Stored records:
** begin **
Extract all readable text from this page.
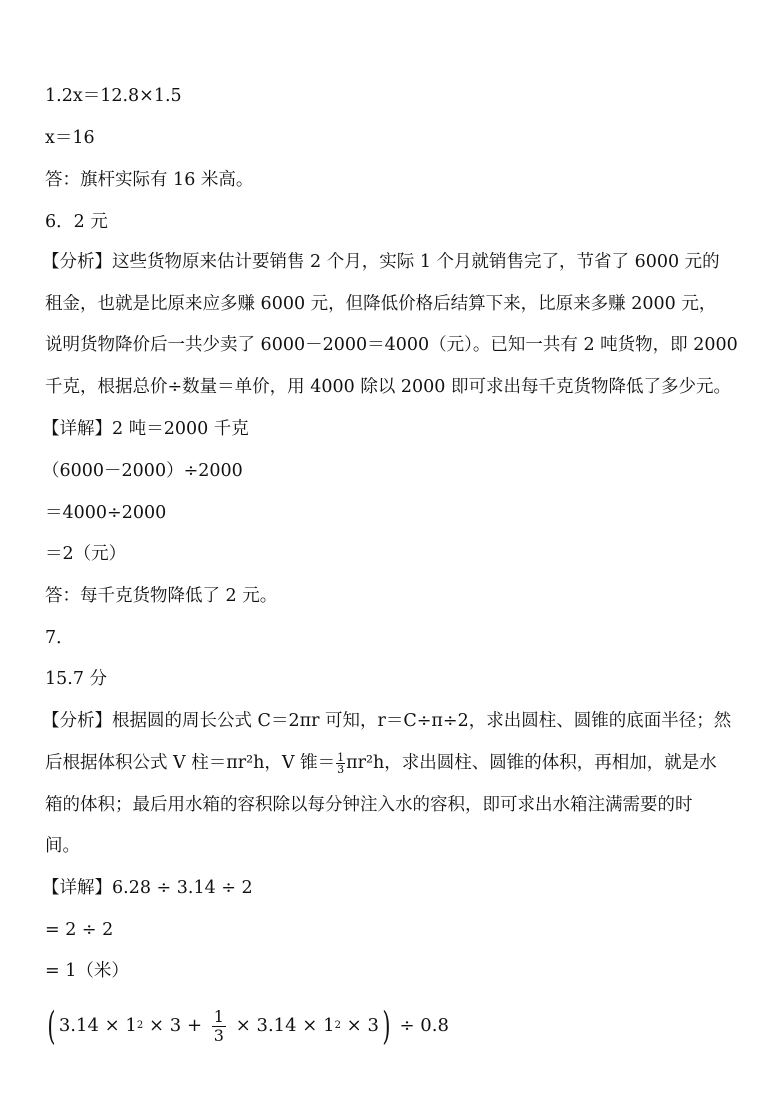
1.2x＝12.8×1.5
x＝16
答：旗杆实际有 16 米高。
6．2 元
【分析】这些货物原来估计要销售 2 个月，实际 1 个月就销售完了，节省了 6000 元的
租金，也就是比原来应多赚 6000 元，但降低价格后结算下来，比原来多赚 2000 元，
说明货物降价后一共少卖了 6000－2000＝4000（元）。已知一共有 2 吨货物，即 2000
千克，根据总价÷数量＝单价，用 4000 除以 2000 即可求出每千克货物降低了多少元。
【详解】2 吨＝2000 千克
（6000－2000）÷2000
＝4000÷2000
＝2（元）
答：每千克货物降低了 2 元。
7．
15.7 分
【分析】根据圆的周长公式 C＝2πr 可知，r＝C÷π÷2，求出圆柱、圆锥的底面半径；然
后根据体积公式 V 柱＝πr²h，V 锥＝ $\frac{1}{3} \pi r^2h$，求出圆柱、圆锥的体积，再相加，就是水
箱的体积；最后用水箱的容积除以每分钟注入水的容积，即可求出水箱注满需要的时
间。
【详解】6.28 ÷ 3.14 ÷ 2
= 2 ÷ 2
= 1（米）
( 3.14 × 1 $2 \times 3 + \frac{1}{3} \times 3.14 \times 1$ 2 × 3 ) ÷ 0.8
** end **
The problem:
Of the lines in the listing, how many hold the word "frac"? Nothing but the number is needed.

Answer to the problem:
2